> _THE REQUEST_: Copy every line that holds "dezembro".

> _RECORDS FOR THIS TASK_:
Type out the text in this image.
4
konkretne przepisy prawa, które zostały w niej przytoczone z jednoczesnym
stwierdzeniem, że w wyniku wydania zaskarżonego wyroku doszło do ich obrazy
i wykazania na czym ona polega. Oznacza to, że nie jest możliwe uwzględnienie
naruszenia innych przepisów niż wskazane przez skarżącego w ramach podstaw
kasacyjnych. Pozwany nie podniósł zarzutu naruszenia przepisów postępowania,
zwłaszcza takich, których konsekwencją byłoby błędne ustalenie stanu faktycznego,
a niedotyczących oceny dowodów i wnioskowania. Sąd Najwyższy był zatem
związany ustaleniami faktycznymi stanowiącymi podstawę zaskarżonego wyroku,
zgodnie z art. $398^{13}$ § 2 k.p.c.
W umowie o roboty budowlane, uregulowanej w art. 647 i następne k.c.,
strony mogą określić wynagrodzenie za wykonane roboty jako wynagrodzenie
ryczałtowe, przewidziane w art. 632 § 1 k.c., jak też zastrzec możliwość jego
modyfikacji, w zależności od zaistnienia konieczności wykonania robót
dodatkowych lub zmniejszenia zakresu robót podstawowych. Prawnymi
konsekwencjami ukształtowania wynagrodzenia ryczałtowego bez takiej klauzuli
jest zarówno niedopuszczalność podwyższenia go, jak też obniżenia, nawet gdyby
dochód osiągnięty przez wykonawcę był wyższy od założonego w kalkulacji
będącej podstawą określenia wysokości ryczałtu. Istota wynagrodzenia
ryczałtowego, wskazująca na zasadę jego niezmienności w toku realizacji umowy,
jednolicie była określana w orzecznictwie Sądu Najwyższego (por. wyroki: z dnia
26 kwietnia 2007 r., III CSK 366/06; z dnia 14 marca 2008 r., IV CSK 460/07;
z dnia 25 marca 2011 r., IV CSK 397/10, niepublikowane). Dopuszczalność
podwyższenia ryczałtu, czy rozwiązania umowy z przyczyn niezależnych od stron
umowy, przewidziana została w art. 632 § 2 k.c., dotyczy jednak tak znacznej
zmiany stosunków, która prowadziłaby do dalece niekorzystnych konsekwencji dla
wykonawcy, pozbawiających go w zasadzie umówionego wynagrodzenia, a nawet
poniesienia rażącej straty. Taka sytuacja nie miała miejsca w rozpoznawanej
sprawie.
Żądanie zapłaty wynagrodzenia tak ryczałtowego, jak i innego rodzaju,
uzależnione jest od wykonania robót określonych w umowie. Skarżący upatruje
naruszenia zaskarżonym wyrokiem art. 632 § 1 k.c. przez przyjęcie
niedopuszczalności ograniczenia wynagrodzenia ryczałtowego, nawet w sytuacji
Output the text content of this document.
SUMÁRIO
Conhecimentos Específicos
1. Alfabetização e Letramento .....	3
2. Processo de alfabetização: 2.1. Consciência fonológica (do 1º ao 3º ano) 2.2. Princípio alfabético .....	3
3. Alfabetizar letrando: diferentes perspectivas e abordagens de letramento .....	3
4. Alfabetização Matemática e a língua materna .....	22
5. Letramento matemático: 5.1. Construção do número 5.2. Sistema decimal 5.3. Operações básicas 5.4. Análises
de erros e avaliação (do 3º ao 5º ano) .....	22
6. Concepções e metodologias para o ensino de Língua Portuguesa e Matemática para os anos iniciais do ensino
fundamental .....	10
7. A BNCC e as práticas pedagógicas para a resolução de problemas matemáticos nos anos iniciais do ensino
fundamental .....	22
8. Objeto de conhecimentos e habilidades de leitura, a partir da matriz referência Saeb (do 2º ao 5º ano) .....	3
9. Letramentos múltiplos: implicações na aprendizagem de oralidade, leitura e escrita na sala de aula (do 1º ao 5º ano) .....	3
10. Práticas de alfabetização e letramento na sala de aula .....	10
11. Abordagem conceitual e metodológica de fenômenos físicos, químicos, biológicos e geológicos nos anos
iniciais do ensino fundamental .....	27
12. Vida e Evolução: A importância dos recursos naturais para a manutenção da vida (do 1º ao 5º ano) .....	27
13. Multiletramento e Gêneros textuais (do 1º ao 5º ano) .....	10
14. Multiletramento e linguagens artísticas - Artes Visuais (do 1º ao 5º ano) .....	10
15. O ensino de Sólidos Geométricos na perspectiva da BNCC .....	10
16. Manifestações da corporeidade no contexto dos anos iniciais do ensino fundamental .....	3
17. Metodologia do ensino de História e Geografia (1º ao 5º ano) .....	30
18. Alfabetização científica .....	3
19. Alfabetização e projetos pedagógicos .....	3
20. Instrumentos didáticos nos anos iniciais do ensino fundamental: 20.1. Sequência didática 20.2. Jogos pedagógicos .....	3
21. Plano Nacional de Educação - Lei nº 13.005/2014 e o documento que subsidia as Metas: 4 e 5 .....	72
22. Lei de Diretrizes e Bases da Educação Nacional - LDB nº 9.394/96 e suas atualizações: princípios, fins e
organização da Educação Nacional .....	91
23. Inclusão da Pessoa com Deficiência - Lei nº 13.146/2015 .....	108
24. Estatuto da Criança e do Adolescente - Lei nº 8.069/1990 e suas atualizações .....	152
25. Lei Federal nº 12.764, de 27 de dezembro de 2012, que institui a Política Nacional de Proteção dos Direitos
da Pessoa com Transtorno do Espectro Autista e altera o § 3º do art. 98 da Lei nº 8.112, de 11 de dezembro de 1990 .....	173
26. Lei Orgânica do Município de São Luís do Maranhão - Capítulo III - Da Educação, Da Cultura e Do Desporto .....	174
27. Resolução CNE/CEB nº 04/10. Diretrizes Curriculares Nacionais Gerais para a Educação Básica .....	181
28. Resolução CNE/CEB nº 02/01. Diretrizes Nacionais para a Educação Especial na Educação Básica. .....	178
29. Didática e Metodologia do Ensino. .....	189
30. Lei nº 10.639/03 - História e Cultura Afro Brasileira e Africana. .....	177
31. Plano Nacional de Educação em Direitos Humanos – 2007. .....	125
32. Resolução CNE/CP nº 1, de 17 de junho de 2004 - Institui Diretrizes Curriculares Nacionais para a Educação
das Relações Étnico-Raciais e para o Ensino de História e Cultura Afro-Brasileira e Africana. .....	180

> _COMPLETED EXERCISE_:
25. Lei Federal nº 12.764, de 27 de dezembro de 2012, que institui a Política Nacional de Proteção dos Direitos
da Pessoa com Transtorno do Espectro Autista e altera o § 3º do art. 98 da Lei nº 8.112, de 11 de dezembro de 1990 .....	173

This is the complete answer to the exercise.